Data records
┌──
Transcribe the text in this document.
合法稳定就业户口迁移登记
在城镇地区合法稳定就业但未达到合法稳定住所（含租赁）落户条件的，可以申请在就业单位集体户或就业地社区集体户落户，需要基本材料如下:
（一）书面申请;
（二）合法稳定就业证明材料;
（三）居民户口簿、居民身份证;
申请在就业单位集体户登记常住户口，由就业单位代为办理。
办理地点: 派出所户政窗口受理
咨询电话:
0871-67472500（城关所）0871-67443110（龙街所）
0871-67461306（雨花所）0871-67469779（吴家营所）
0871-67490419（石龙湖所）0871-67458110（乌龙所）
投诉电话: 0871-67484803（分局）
└──
SHORT TASK – Above are the records; retype every one exactly.

CORRECT ANSWER –
Transcribe the text in this document.
合法稳定就业户口迁移登记
在城镇地区合法稳定就业但未达到合法稳定住所（含租赁）落户条件的，可以申请在就业单位集体户或就业地社区集体户落户，需要基本材料如下:
（一）书面申请;
（二）合法稳定就业证明材料;
（三）居民户口簿、居民身份证;
申请在就业单位集体户登记常住户口，由就业单位代为办理。
办理地点: 派出所户政窗口受理
咨询电话:
0871-67472500（城关所）0871-67443110（龙街所）
0871-67461306（雨花所）0871-67469779（吴家营所）
0871-67490419（石龙湖所）0871-67458110（乌龙所）
投诉电话: 0871-67484803（分局）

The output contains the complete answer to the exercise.